▸ **Directions**
Every line from the one containing "Enumerate this screenshot's" through the end of the listing below goes in the output, exactly and without pictures.

>> start Extracted entries

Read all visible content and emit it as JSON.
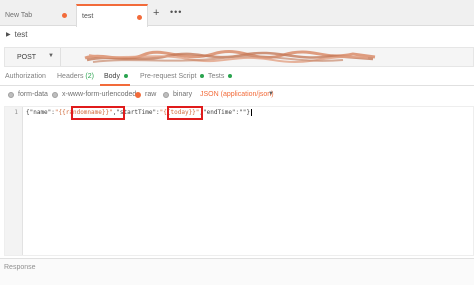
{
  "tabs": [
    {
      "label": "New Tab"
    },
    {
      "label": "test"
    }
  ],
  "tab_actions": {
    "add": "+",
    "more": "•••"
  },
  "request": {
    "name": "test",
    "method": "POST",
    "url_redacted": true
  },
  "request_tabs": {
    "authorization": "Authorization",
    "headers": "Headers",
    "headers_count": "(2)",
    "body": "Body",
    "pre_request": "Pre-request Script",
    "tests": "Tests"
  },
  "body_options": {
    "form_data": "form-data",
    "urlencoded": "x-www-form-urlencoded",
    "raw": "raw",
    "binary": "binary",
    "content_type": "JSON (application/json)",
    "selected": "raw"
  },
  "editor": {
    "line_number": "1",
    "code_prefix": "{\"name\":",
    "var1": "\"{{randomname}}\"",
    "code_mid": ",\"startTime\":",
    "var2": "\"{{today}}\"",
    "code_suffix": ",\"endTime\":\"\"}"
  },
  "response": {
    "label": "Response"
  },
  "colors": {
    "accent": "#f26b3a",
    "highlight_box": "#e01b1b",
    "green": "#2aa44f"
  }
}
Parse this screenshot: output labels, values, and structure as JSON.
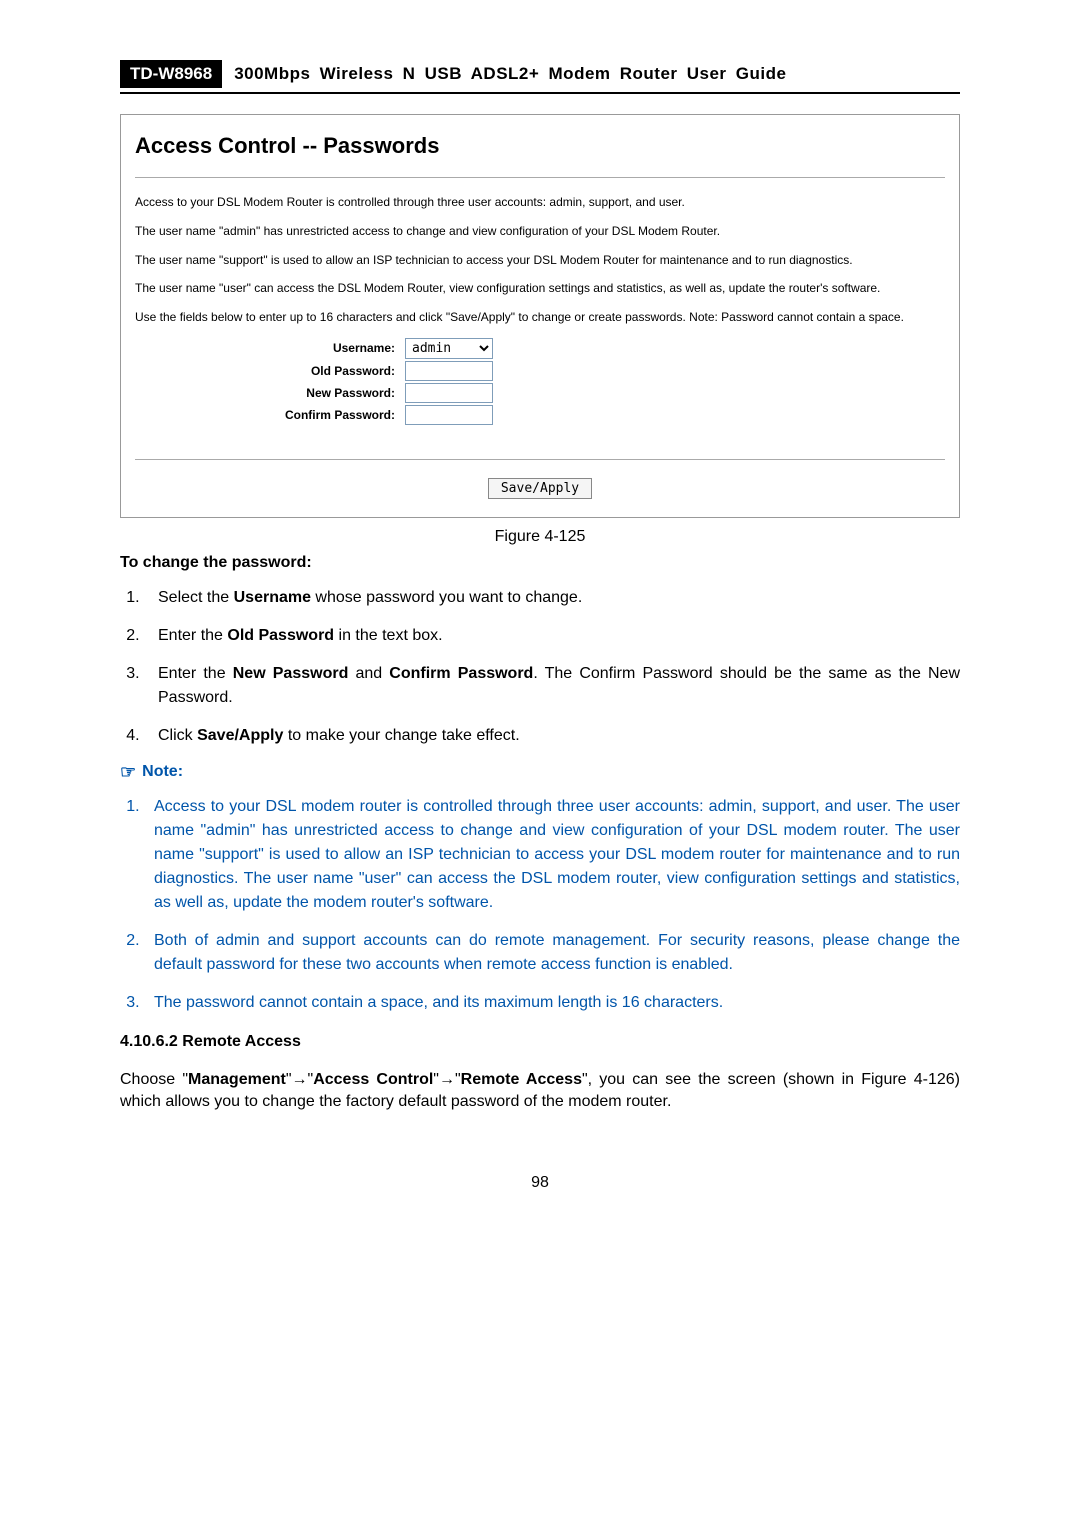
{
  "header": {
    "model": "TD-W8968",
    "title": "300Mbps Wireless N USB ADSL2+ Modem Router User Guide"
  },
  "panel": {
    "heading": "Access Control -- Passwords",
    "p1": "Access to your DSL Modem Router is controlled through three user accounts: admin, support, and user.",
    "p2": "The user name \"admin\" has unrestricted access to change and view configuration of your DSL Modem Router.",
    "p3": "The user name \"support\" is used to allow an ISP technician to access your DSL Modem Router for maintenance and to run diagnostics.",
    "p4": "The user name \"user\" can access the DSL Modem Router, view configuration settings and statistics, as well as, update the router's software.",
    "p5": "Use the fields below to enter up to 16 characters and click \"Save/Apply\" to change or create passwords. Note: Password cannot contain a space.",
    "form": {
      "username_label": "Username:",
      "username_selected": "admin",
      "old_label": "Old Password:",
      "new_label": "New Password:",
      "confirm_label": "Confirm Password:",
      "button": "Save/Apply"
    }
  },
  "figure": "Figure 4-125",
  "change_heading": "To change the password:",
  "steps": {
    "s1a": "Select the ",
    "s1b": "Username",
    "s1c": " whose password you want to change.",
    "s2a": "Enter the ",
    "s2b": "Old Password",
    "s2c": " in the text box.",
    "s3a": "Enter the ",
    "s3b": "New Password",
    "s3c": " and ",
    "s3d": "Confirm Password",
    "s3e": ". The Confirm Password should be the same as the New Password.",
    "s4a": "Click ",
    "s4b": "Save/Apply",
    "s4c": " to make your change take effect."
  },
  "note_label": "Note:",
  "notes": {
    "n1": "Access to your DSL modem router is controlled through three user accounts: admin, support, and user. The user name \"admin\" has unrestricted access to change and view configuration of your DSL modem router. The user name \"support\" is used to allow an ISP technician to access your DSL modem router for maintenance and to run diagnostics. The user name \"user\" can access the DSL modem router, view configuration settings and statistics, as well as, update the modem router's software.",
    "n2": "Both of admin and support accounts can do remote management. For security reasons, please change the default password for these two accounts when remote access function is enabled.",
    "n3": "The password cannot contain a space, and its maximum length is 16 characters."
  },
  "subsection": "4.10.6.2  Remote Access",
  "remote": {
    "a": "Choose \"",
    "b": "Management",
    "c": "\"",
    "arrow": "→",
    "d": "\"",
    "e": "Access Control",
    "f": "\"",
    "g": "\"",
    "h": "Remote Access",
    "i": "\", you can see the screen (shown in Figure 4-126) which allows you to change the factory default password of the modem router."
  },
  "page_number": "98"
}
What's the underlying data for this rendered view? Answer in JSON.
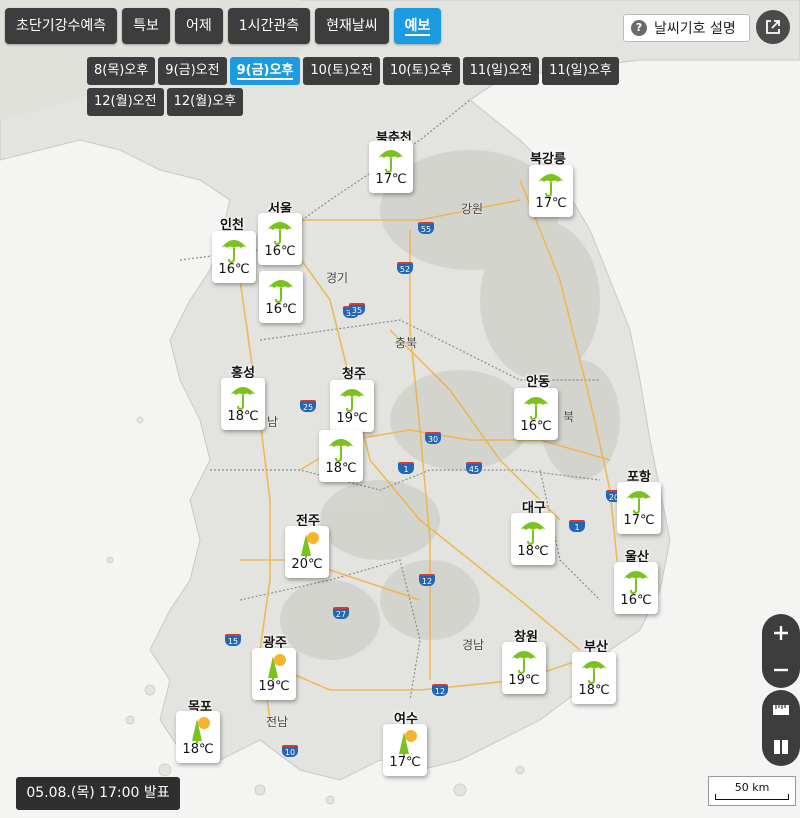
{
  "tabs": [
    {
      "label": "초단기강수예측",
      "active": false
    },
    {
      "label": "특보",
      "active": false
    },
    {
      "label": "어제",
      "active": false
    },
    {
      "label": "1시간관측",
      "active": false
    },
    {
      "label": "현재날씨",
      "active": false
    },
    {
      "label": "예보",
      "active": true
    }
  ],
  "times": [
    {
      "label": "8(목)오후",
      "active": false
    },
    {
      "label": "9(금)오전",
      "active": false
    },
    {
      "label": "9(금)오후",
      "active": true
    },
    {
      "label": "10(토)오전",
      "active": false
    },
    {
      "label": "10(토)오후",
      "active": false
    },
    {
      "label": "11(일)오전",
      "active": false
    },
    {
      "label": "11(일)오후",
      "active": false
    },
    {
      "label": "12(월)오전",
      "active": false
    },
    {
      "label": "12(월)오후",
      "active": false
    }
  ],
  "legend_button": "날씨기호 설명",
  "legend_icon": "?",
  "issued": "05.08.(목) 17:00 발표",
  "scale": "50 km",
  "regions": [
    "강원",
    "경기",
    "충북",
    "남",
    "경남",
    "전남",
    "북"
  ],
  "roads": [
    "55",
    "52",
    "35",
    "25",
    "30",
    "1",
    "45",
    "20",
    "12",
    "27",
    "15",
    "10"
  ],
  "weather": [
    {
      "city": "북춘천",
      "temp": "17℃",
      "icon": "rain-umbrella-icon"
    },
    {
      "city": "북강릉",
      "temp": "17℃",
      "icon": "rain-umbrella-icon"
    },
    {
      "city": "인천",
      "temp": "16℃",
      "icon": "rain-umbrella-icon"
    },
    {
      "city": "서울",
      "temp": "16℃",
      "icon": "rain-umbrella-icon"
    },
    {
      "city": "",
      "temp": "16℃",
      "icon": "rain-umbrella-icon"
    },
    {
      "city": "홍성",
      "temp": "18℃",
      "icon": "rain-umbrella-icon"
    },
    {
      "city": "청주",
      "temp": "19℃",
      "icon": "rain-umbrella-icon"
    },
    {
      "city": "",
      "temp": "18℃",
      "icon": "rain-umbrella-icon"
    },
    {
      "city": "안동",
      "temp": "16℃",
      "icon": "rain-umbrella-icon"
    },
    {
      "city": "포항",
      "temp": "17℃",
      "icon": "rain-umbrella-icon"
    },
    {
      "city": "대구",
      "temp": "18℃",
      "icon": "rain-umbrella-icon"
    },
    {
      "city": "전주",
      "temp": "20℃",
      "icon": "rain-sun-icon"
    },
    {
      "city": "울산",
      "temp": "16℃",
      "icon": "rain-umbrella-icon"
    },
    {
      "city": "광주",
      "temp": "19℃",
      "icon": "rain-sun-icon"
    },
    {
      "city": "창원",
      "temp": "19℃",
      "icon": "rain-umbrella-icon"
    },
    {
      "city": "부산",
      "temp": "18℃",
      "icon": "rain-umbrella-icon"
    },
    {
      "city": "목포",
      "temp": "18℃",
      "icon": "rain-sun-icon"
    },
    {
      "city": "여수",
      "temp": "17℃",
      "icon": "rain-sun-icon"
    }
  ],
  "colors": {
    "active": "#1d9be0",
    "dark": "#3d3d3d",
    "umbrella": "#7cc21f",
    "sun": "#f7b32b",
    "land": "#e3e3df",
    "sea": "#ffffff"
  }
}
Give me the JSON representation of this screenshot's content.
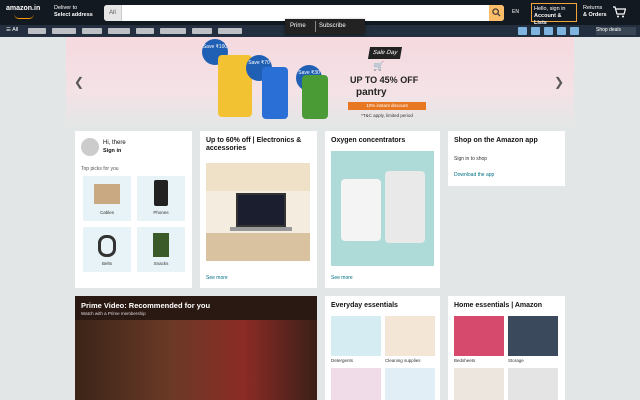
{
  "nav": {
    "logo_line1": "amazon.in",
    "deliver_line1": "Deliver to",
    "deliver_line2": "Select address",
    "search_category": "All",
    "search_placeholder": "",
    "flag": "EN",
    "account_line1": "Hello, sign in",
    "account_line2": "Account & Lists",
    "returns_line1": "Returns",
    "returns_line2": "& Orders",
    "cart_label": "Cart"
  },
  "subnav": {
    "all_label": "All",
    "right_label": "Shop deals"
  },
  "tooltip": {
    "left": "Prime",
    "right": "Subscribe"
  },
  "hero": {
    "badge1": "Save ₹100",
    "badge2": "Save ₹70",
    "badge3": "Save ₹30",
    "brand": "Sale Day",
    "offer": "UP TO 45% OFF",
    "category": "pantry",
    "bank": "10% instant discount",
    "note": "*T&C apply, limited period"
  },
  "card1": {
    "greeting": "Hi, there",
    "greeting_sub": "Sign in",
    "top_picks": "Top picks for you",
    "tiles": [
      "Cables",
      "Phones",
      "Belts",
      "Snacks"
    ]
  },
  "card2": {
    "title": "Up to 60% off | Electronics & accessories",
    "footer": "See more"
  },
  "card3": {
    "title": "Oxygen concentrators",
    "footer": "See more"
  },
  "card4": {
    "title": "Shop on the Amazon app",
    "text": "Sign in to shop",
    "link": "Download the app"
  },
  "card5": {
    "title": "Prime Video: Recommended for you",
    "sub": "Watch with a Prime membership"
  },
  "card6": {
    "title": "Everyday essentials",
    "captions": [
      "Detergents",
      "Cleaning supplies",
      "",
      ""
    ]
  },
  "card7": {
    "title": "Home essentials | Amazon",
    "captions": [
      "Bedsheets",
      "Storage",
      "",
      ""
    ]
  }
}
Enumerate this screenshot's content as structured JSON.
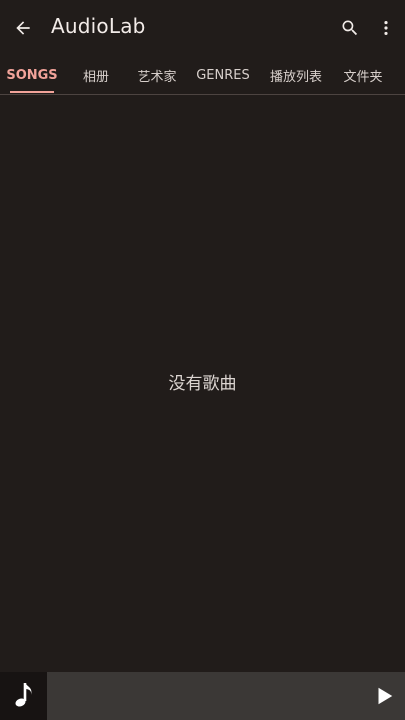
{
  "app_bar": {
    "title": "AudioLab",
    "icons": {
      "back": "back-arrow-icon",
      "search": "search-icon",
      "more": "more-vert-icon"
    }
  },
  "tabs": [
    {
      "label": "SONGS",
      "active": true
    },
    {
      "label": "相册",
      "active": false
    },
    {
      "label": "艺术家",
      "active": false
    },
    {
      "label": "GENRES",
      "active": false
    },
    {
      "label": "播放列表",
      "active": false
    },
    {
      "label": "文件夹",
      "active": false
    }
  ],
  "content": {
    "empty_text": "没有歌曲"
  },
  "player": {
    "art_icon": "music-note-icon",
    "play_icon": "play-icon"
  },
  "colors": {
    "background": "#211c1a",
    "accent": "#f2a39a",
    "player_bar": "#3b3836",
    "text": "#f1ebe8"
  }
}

>> end Extracted entries

▸ **The solution**
Enumerate this screenshot's content as structured JSON.
{
  "app_bar": {
    "title": "AudioLab",
    "icons": {
      "back": "back-arrow-icon",
      "search": "search-icon",
      "more": "more-vert-icon"
    }
  },
  "tabs": [
    {
      "label": "SONGS",
      "active": true
    },
    {
      "label": "相册",
      "active": false
    },
    {
      "label": "艺术家",
      "active": false
    },
    {
      "label": "GENRES",
      "active": false
    },
    {
      "label": "播放列表",
      "active": false
    },
    {
      "label": "文件夹",
      "active": false
    }
  ],
  "content": {
    "empty_text": "没有歌曲"
  },
  "player": {
    "art_icon": "music-note-icon",
    "play_icon": "play-icon"
  },
  "colors": {
    "background": "#211c1a",
    "accent": "#f2a39a",
    "player_bar": "#3b3836",
    "text": "#f1ebe8"
  }
}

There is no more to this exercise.